TO BE DONE: Your answer should be a single number: the count of lines that include the word "JSON".

DATASET EXCERPTS:
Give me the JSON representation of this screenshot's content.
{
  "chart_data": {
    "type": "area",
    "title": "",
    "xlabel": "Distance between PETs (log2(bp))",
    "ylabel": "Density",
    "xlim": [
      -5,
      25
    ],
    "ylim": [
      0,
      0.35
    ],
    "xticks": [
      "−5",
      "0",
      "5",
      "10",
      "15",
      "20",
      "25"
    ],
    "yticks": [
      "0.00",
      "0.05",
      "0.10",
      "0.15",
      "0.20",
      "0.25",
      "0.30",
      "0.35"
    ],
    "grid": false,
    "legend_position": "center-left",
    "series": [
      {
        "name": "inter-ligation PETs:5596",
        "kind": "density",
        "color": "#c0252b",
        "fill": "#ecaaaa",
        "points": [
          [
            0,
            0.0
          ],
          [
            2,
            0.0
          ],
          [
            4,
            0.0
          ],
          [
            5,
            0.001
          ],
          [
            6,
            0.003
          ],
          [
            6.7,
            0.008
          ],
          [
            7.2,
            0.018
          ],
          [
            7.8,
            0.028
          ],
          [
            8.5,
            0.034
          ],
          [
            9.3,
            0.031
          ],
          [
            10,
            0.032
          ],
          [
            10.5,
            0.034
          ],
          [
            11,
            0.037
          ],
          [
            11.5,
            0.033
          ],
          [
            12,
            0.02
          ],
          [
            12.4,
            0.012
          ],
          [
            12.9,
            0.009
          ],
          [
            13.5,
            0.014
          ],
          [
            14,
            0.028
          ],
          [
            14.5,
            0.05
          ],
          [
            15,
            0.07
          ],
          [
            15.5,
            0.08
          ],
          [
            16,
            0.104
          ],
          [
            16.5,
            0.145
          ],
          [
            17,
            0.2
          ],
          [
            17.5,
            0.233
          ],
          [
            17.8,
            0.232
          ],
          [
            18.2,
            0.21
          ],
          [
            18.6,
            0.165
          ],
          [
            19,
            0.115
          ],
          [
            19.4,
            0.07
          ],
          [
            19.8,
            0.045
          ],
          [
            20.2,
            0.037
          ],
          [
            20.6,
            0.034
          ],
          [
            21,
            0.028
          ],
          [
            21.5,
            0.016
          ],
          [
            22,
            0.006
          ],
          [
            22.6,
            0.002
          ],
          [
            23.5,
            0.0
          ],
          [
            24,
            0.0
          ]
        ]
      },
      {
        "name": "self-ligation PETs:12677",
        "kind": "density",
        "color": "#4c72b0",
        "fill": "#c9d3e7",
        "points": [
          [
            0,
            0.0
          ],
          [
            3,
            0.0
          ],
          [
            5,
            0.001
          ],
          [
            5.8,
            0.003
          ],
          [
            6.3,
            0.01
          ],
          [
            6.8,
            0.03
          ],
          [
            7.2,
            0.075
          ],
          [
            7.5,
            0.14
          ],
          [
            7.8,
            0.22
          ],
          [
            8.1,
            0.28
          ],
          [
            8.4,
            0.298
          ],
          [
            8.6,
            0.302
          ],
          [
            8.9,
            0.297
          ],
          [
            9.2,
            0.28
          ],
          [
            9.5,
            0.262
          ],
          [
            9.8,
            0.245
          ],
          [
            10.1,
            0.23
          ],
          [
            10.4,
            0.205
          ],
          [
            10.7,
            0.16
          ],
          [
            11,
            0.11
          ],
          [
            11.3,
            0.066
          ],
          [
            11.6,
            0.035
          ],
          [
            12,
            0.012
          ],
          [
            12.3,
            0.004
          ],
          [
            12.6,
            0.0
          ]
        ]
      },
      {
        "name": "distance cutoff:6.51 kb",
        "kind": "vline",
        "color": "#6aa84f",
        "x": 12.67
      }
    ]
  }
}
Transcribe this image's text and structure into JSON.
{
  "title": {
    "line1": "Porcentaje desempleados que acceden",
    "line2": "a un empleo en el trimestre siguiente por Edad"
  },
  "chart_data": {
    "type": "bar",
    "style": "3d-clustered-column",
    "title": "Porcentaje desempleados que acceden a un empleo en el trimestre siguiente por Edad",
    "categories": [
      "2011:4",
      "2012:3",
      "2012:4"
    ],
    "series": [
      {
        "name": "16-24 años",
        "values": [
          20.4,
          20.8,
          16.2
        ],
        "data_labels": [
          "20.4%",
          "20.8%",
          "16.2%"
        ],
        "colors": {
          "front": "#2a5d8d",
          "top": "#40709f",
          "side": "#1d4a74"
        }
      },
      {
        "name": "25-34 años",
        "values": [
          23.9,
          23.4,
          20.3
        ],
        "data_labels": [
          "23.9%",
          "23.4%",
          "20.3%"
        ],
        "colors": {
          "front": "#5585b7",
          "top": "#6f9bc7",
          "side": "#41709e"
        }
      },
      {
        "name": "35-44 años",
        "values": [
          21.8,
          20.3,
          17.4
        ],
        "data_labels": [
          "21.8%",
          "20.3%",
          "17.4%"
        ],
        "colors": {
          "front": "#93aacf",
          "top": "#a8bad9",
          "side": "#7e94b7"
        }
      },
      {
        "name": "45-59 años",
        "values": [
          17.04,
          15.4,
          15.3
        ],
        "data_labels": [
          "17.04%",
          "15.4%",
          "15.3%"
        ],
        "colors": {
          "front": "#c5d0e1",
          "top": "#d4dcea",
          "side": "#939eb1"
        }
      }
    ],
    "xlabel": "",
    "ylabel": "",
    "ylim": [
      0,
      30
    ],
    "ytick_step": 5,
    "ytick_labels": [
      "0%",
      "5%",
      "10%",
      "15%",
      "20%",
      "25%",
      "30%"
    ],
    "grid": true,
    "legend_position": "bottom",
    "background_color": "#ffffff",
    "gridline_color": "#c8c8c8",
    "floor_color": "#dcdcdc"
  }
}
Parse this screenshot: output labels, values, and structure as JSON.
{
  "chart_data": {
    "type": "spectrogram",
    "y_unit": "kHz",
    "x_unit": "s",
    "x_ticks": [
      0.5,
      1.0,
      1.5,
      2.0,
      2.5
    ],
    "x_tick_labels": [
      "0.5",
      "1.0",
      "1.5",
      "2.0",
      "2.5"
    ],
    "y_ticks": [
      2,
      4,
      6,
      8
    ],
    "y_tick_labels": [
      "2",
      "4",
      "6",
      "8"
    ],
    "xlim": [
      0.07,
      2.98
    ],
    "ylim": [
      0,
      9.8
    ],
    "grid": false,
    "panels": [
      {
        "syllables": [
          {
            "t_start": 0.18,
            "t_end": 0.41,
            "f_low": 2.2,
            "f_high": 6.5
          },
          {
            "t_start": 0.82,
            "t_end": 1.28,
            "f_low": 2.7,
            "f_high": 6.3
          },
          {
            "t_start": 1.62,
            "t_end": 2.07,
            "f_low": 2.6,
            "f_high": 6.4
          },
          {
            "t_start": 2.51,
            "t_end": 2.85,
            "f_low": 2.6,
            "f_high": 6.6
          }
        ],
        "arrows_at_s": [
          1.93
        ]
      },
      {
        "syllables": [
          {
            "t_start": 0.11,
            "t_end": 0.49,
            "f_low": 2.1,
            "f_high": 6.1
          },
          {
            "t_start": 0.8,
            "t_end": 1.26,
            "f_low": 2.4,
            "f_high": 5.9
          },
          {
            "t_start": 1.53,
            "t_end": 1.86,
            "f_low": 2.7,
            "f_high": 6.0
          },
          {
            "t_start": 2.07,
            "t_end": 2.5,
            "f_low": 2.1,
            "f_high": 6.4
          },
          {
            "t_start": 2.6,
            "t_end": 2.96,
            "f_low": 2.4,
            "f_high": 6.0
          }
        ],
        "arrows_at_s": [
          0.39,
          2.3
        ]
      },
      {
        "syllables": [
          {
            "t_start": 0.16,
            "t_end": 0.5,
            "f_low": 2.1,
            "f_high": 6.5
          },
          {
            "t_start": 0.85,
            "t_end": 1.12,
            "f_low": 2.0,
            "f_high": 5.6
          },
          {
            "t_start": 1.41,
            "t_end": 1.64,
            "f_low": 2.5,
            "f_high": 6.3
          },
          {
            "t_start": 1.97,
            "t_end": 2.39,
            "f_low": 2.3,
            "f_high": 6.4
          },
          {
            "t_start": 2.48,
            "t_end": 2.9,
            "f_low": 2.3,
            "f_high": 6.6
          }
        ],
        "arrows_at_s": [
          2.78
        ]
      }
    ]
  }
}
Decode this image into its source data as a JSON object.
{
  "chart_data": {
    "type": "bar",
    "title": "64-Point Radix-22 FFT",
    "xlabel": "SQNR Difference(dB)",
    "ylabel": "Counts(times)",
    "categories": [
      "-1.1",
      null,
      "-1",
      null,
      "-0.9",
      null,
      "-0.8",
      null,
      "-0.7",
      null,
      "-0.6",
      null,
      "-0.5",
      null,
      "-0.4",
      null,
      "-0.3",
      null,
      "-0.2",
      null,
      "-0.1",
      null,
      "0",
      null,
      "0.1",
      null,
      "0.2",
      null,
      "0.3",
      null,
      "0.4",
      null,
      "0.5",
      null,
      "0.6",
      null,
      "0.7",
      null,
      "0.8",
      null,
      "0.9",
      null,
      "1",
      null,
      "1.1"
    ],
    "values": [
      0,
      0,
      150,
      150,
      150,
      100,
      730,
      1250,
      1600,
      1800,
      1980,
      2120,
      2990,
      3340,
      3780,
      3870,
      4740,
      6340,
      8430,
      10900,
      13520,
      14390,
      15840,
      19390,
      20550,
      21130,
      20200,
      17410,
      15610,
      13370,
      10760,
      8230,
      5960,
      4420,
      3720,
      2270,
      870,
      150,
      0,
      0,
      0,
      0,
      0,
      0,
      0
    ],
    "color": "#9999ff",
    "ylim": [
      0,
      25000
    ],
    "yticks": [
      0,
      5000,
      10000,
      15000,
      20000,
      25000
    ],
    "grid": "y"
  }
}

RESULT OF THE EXERCISE: 4